TASK STATEMENT:
Return each entry exactly, with none missing.

SOURCE RECORDS:
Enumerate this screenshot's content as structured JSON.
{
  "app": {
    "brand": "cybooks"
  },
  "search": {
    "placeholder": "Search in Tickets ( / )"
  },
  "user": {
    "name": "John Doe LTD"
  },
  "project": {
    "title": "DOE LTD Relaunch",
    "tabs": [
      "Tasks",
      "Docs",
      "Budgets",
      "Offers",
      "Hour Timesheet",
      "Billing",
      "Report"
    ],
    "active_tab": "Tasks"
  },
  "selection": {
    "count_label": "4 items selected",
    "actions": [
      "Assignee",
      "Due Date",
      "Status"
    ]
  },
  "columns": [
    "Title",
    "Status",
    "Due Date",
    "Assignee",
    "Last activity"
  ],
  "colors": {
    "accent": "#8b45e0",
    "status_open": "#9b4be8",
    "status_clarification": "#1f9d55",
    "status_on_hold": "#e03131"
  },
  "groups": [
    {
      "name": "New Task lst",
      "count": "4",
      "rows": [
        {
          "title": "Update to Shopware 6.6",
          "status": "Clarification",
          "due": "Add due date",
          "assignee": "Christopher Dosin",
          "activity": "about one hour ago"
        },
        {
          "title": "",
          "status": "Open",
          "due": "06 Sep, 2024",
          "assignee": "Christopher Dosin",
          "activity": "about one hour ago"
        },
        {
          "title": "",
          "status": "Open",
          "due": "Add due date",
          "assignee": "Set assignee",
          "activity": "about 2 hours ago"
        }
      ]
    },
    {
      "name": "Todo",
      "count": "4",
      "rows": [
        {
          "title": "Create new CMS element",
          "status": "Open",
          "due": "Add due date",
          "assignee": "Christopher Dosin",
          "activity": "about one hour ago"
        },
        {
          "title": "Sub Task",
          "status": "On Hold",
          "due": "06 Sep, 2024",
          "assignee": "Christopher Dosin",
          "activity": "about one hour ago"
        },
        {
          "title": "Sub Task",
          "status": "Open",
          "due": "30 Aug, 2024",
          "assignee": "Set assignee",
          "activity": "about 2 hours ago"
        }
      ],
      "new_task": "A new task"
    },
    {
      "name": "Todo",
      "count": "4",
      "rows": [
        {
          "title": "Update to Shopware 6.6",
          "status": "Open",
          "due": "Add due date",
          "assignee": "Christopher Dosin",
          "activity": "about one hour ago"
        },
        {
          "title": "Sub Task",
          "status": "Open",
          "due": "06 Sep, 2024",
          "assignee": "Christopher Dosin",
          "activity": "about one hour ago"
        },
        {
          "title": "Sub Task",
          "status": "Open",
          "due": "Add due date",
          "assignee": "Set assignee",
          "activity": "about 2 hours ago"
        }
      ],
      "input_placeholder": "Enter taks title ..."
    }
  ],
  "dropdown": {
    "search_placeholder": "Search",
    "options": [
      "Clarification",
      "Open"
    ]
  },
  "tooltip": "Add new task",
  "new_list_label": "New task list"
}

RESULT OF THE TASK:
Enumerate this screenshot's content as structured JSON.
{
  "app": {
    "brand": "cybooks"
  },
  "search": {
    "placeholder": "Search in Tickets ( / )"
  },
  "user": {
    "name": "John Doe LTD"
  },
  "project": {
    "title": "DOE LTD Relaunch",
    "tabs": [
      "Tasks",
      "Docs",
      "Budgets",
      "Offers",
      "Hour Timesheet",
      "Billing",
      "Report"
    ],
    "active_tab": "Tasks"
  },
  "selection": {
    "count_label": "4 items selected",
    "actions": [
      "Assignee",
      "Due Date",
      "Status"
    ]
  },
  "columns": [
    "Title",
    "Status",
    "Due Date",
    "Assignee",
    "Last activity"
  ],
  "colors": {
    "accent": "#8b45e0",
    "status_open": "#9b4be8",
    "status_clarification": "#1f9d55",
    "status_on_hold": "#e03131"
  },
  "groups": [
    {
      "name": "New Task lst",
      "count": "4",
      "rows": [
        {
          "title": "Update to Shopware 6.6",
          "status": "Clarification",
          "due": "Add due date",
          "assignee": "Christopher Dosin",
          "activity": "about one hour ago"
        },
        {
          "title": "",
          "status": "Open",
          "due": "06 Sep, 2024",
          "assignee": "Christopher Dosin",
          "activity": "about one hour ago"
        },
        {
          "title": "",
          "status": "Open",
          "due": "Add due date",
          "assignee": "Set assignee",
          "activity": "about 2 hours ago"
        }
      ]
    },
    {
      "name": "Todo",
      "count": "4",
      "rows": [
        {
          "title": "Create new CMS element",
          "status": "Open",
          "due": "Add due date",
          "assignee": "Christopher Dosin",
          "activity": "about one hour ago"
        },
        {
          "title": "Sub Task",
          "status": "On Hold",
          "due": "06 Sep, 2024",
          "assignee": "Christopher Dosin",
          "activity": "about one hour ago"
        },
        {
          "title": "Sub Task",
          "status": "Open",
          "due": "30 Aug, 2024",
          "assignee": "Set assignee",
          "activity": "about 2 hours ago"
        }
      ],
      "new_task": "A new task"
    },
    {
      "name": "Todo",
      "count": "4",
      "rows": [
        {
          "title": "Update to Shopware 6.6",
          "status": "Open",
          "due": "Add due date",
          "assignee": "Christopher Dosin",
          "activity": "about one hour ago"
        },
        {
          "title": "Sub Task",
          "status": "Open",
          "due": "06 Sep, 2024",
          "assignee": "Christopher Dosin",
          "activity": "about one hour ago"
        },
        {
          "title": "Sub Task",
          "status": "Open",
          "due": "Add due date",
          "assignee": "Set assignee",
          "activity": "about 2 hours ago"
        }
      ],
      "input_placeholder": "Enter taks title ..."
    }
  ],
  "dropdown": {
    "search_placeholder": "Search",
    "options": [
      "Clarification",
      "Open"
    ]
  },
  "tooltip": "Add new task",
  "new_list_label": "New task list"
}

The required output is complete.